Your instructions ->
Repeat the records below exactly.

▼

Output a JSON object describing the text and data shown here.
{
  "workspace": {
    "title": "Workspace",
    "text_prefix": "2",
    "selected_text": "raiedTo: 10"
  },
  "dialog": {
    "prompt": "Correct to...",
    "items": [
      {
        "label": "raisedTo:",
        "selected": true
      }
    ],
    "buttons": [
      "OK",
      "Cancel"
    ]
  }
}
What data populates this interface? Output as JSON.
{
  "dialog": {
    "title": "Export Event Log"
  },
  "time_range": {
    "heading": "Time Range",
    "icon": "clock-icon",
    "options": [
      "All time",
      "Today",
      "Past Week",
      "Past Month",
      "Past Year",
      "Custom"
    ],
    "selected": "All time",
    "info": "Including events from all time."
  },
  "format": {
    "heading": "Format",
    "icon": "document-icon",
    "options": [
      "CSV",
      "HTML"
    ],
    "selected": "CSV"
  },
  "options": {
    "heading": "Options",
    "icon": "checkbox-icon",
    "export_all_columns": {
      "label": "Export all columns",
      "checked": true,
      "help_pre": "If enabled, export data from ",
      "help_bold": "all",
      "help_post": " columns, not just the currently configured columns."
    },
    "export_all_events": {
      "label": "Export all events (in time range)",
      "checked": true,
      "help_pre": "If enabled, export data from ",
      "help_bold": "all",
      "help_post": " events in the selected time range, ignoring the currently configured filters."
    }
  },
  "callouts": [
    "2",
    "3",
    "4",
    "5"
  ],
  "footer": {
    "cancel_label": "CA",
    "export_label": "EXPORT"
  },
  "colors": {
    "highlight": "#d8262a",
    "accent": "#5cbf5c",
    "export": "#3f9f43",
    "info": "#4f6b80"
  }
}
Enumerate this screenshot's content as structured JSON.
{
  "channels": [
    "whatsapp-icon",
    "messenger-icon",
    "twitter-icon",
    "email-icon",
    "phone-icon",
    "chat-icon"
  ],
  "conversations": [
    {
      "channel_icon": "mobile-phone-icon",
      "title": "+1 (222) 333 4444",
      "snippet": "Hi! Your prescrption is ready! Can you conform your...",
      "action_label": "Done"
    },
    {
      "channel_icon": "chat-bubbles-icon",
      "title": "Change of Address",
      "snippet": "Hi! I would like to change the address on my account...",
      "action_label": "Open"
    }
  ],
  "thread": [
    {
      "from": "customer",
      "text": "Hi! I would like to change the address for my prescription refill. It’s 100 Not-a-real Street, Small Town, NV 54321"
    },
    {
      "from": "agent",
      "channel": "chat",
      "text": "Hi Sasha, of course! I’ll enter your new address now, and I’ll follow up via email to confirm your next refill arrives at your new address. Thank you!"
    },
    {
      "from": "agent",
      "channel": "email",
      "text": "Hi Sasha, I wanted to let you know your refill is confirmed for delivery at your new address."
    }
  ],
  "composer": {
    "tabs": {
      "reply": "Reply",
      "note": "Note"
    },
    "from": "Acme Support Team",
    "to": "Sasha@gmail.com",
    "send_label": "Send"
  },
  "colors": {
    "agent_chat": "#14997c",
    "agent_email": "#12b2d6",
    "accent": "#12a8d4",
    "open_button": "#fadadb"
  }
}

▲

Result for this exercise ->
Output a JSON object describing the text and data shown here.
{
  "workspace": {
    "title": "Workspace",
    "text_prefix": "2",
    "selected_text": "raiedTo: 10"
  },
  "dialog": {
    "prompt": "Correct to...",
    "items": [
      {
        "label": "raisedTo:",
        "selected": true
      }
    ],
    "buttons": [
      "OK",
      "Cancel"
    ]
  }
}
What data populates this interface? Output as JSON.
{
  "dialog": {
    "title": "Export Event Log"
  },
  "time_range": {
    "heading": "Time Range",
    "icon": "clock-icon",
    "options": [
      "All time",
      "Today",
      "Past Week",
      "Past Month",
      "Past Year",
      "Custom"
    ],
    "selected": "All time",
    "info": "Including events from all time."
  },
  "format": {
    "heading": "Format",
    "icon": "document-icon",
    "options": [
      "CSV",
      "HTML"
    ],
    "selected": "CSV"
  },
  "options": {
    "heading": "Options",
    "icon": "checkbox-icon",
    "export_all_columns": {
      "label": "Export all columns",
      "checked": true,
      "help_pre": "If enabled, export data from ",
      "help_bold": "all",
      "help_post": " columns, not just the currently configured columns."
    },
    "export_all_events": {
      "label": "Export all events (in time range)",
      "checked": true,
      "help_pre": "If enabled, export data from ",
      "help_bold": "all",
      "help_post": " events in the selected time range, ignoring the currently configured filters."
    }
  },
  "callouts": [
    "2",
    "3",
    "4",
    "5"
  ],
  "footer": {
    "cancel_label": "CA",
    "export_label": "EXPORT"
  },
  "colors": {
    "highlight": "#d8262a",
    "accent": "#5cbf5c",
    "export": "#3f9f43",
    "info": "#4f6b80"
  }
}
Enumerate this screenshot's content as structured JSON.
{
  "channels": [
    "whatsapp-icon",
    "messenger-icon",
    "twitter-icon",
    "email-icon",
    "phone-icon",
    "chat-icon"
  ],
  "conversations": [
    {
      "channel_icon": "mobile-phone-icon",
      "title": "+1 (222) 333 4444",
      "snippet": "Hi! Your prescrption is ready! Can you conform your...",
      "action_label": "Done"
    },
    {
      "channel_icon": "chat-bubbles-icon",
      "title": "Change of Address",
      "snippet": "Hi! I would like to change the address on my account...",
      "action_label": "Open"
    }
  ],
  "thread": [
    {
      "from": "customer",
      "text": "Hi! I would like to change the address for my prescription refill. It’s 100 Not-a-real Street, Small Town, NV 54321"
    },
    {
      "from": "agent",
      "channel": "chat",
      "text": "Hi Sasha, of course! I’ll enter your new address now, and I’ll follow up via email to confirm your next refill arrives at your new address. Thank you!"
    },
    {
      "from": "agent",
      "channel": "email",
      "text": "Hi Sasha, I wanted to let you know your refill is confirmed for delivery at your new address."
    }
  ],
  "composer": {
    "tabs": {
      "reply": "Reply",
      "note": "Note"
    },
    "from": "Acme Support Team",
    "to": "Sasha@gmail.com",
    "send_label": "Send"
  },
  "colors": {
    "agent_chat": "#14997c",
    "agent_email": "#12b2d6",
    "accent": "#12a8d4",
    "open_button": "#fadadb"
  }
}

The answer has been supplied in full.